------ Excerpted data ------

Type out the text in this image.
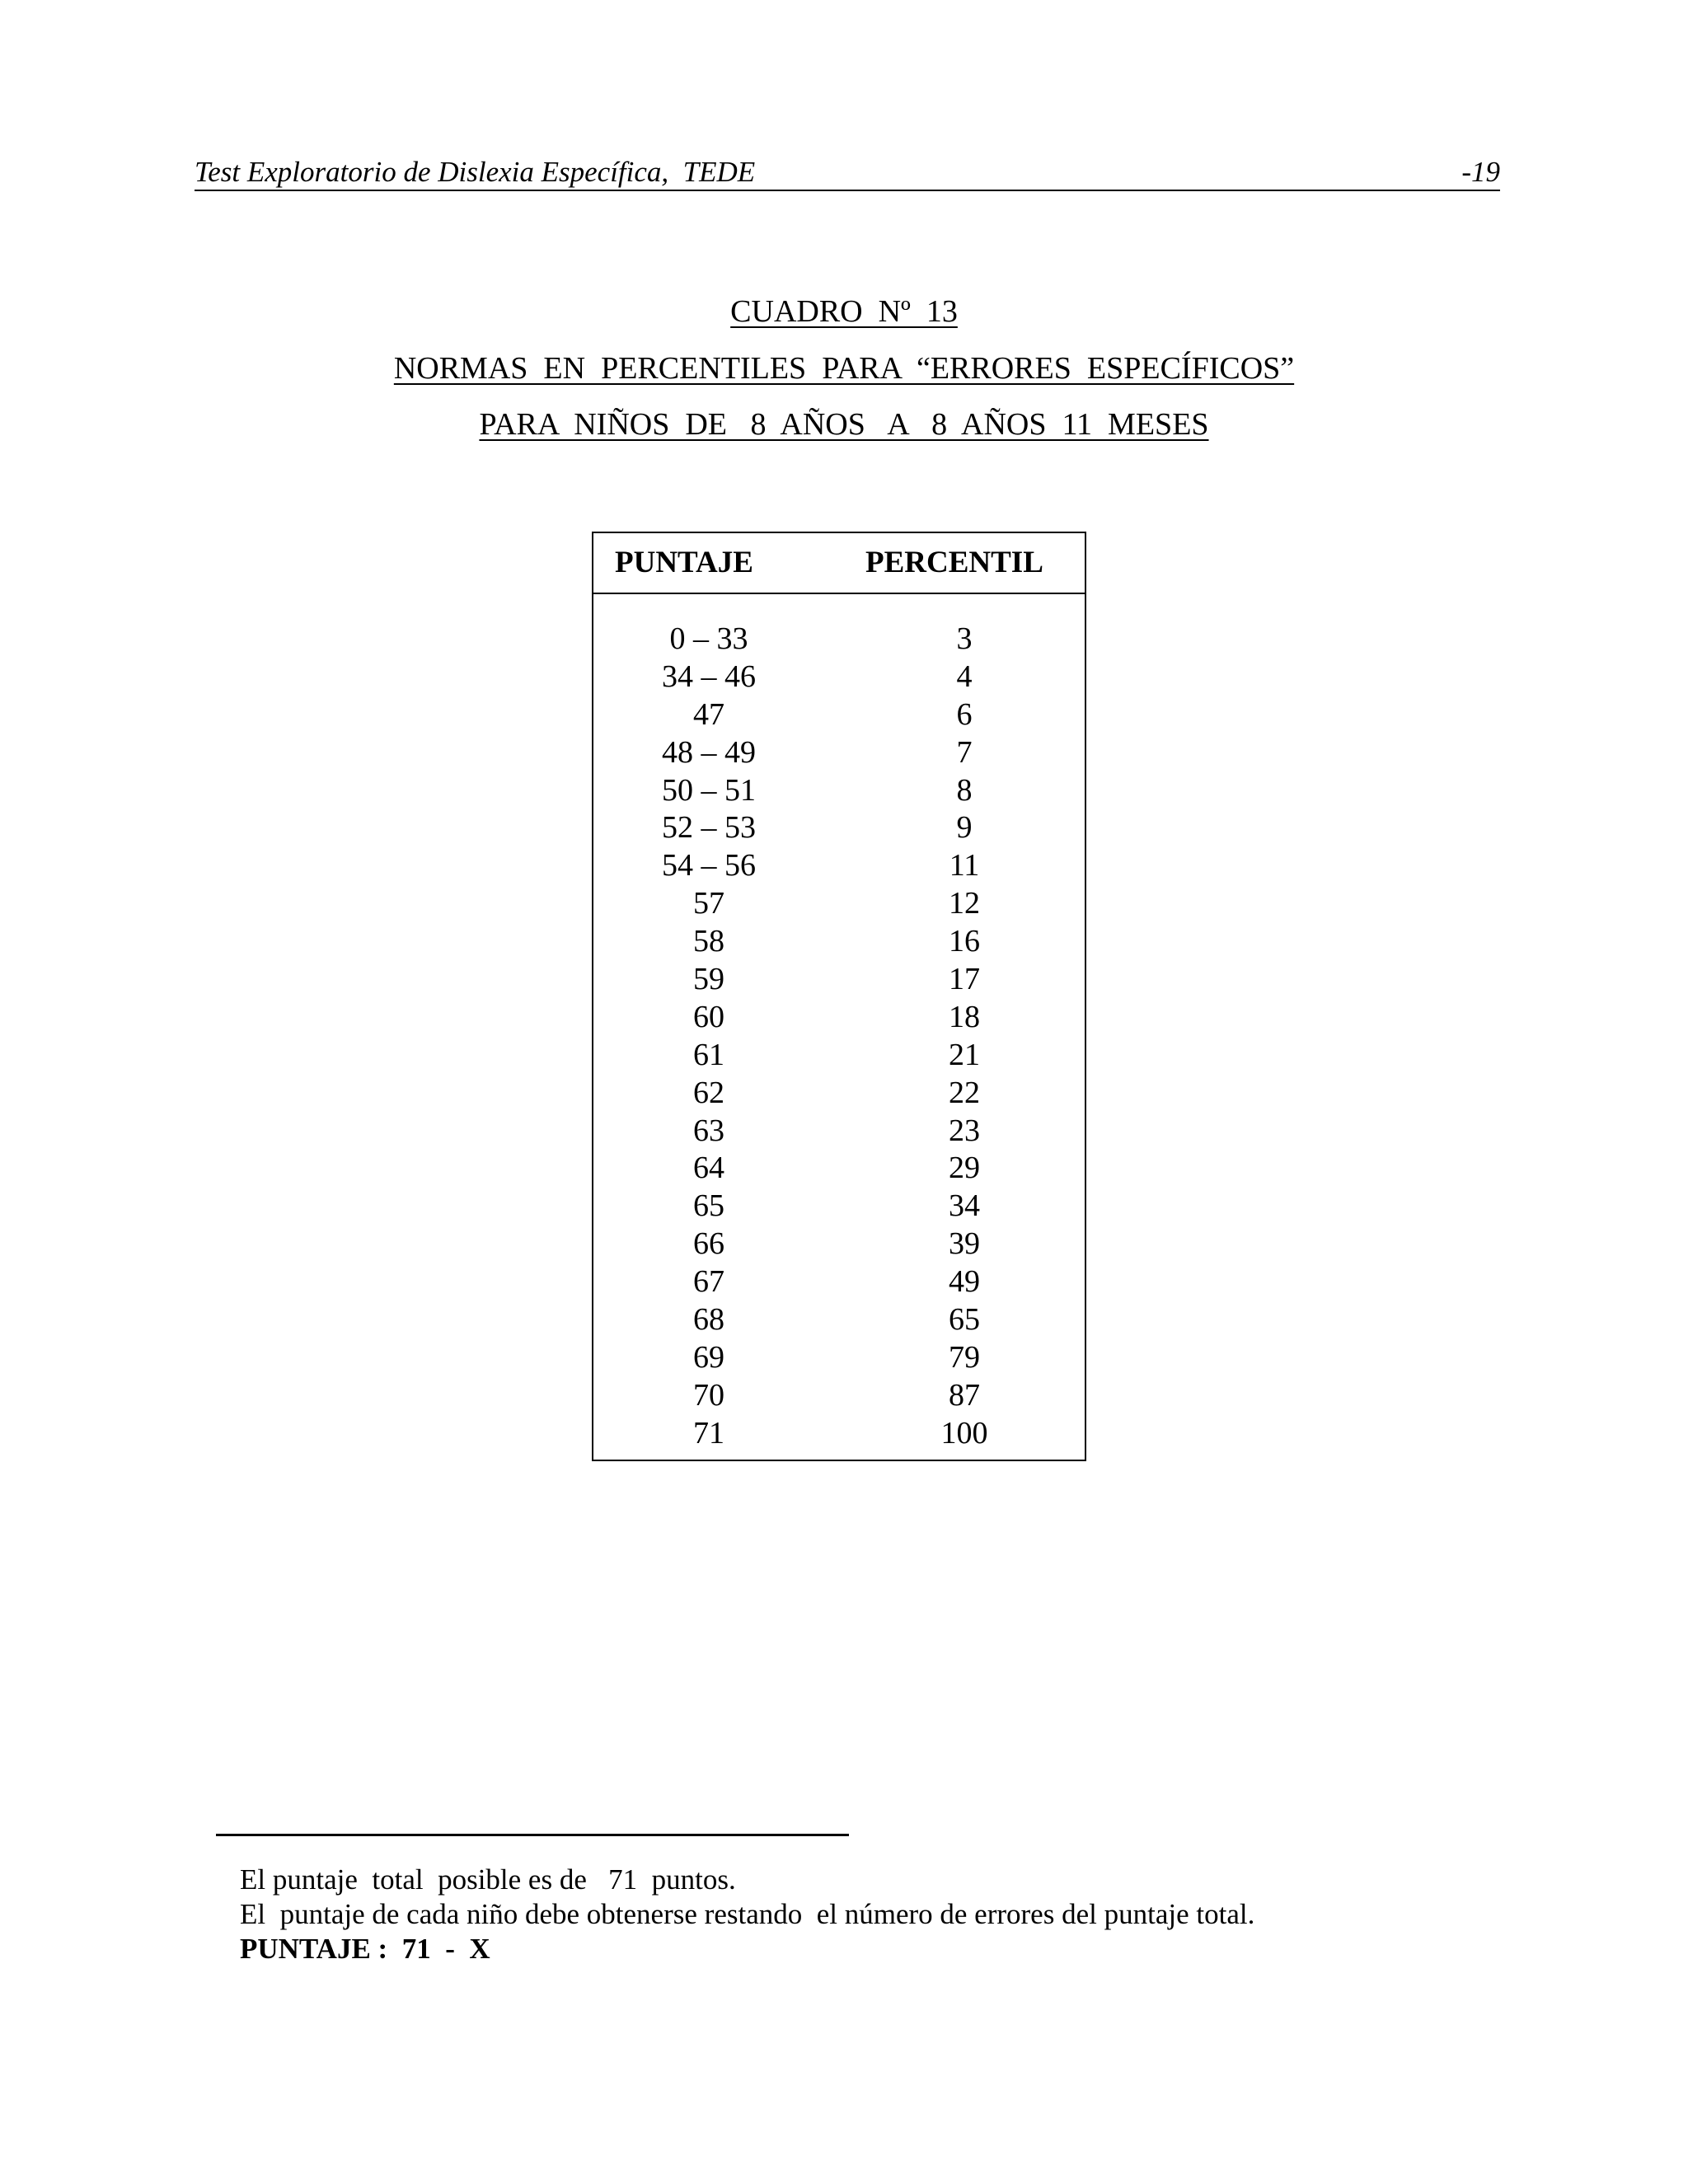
Test Exploratorio de Dislexia Específica,  TEDE	-19
CUADRO  Nº  13
NORMAS  EN  PERCENTILES  PARA  “ERRORES  ESPECÍFICOS”
PARA  NIÑOS  DE   8  AÑOS   A   8  AÑOS  11  MESES
PUNTAJE	PERCENTIL
0 – 33	3
34 – 46	4
47	6
48 – 49	7
50 – 51	8
52 – 53	9
54 – 56	11
57	12
58	16
59	17
60	18
61	21
62	22
63	23
64	29
65	34
66	39
67	49
68	65
69	79
70	87
71	100
El puntaje  total  posible es de   71  puntos.
El  puntaje de cada niño debe obtenerse restando  el número de errores del puntaje total.
PUNTAJE :  71  -  X
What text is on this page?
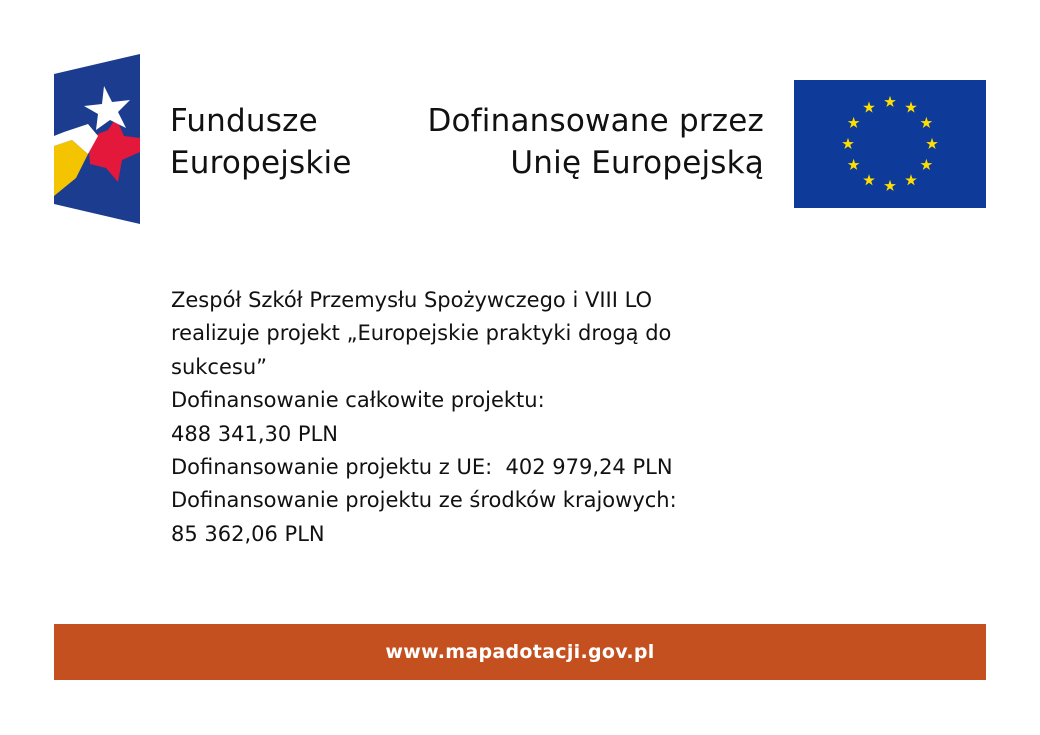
Fundusze
Europejskie
Dofinansowane przez
Unię Europejską
Zespół Szkół Przemysłu Spożywczego i VIII LO
realizuje projekt „Europejskie praktyki drogą do
sukcesu”
Dofinansowanie całkowite projektu:
488 341,30 PLN
Dofinansowanie projektu z UE:  402 979,24 PLN
Dofinansowanie projektu ze środków krajowych:
85 362,06 PLN
www.mapadotacji.gov.pl
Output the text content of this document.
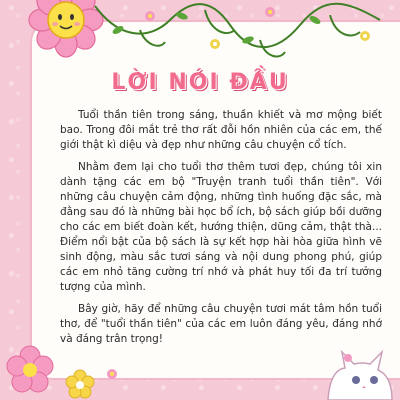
LỜI NÓI ĐẦU

Tuổi thần tiên trong sáng, thuần khiết và mơ mộng biết bao. Trong đôi mắt trẻ thơ rất đỗi hồn nhiên của các em, thế giới thật kì diệu và đẹp như những câu chuyện cổ tích.

Nhằm đem lại cho tuổi thơ thêm tươi đẹp, chúng tôi xin dành tặng các em bộ "Truyện tranh tuổi thần tiên". Với những câu chuyện cảm động, những tình huống đặc sắc, mà đằng sau đó là những bài học bổ ích, bộ sách giúp bồi dưỡng cho các em biết đoàn kết, hướng thiện, dũng cảm, thật thà... Điểm nổi bật của bộ sách là sự kết hợp hài hòa giữa hình vẽ sinh động, màu sắc tươi sáng và nội dung phong phú, giúp các em nhỏ tăng cường trí nhớ và phát huy tối đa trí tưởng tượng của mình.

Bây giờ, hãy để những câu chuyện tươi mát tâm hồn tuổi thơ, để "tuổi thần tiên" của các em luôn đáng yêu, đáng nhớ và đáng trân trọng!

------

Set problem: Collect every line from the records above that contains the word "this".

Expected output:
Type out the text in this image.
What text is on this page?
Output the text content of this document.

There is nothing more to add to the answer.